*YOUR GOAL*.
Write out each line exactly as it stands, please.
═══ DATA IN THIS EXERCISE
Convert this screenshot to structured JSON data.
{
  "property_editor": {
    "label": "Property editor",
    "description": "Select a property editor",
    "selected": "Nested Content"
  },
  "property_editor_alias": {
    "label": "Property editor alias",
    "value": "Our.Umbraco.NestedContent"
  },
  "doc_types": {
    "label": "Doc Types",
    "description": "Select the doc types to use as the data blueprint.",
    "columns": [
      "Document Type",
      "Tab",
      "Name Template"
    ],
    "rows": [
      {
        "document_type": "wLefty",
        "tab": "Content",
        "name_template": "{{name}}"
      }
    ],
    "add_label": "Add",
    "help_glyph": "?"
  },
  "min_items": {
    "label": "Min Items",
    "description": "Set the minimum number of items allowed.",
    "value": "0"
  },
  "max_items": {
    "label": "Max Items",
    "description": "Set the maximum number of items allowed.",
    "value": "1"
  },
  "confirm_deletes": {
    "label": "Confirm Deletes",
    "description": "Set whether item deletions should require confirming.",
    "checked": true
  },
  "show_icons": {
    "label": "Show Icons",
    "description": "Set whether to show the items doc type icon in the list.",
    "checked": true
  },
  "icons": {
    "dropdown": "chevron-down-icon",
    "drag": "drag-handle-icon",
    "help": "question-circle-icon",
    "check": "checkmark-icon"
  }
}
══════
*PROBLEM SOLUTION*.
Convert this screenshot to structured JSON data.
{
  "property_editor": {
    "label": "Property editor",
    "description": "Select a property editor",
    "selected": "Nested Content"
  },
  "property_editor_alias": {
    "label": "Property editor alias",
    "value": "Our.Umbraco.NestedContent"
  },
  "doc_types": {
    "label": "Doc Types",
    "description": "Select the doc types to use as the data blueprint.",
    "columns": [
      "Document Type",
      "Tab",
      "Name Template"
    ],
    "rows": [
      {
        "document_type": "wLefty",
        "tab": "Content",
        "name_template": "{{name}}"
      }
    ],
    "add_label": "Add",
    "help_glyph": "?"
  },
  "min_items": {
    "label": "Min Items",
    "description": "Set the minimum number of items allowed.",
    "value": "0"
  },
  "max_items": {
    "label": "Max Items",
    "description": "Set the maximum number of items allowed.",
    "value": "1"
  },
  "confirm_deletes": {
    "label": "Confirm Deletes",
    "description": "Set whether item deletions should require confirming.",
    "checked": true
  },
  "show_icons": {
    "label": "Show Icons",
    "description": "Set whether to show the items doc type icon in the list.",
    "checked": true
  },
  "icons": {
    "dropdown": "chevron-down-icon",
    "drag": "drag-handle-icon",
    "help": "question-circle-icon",
    "check": "checkmark-icon"
  }
}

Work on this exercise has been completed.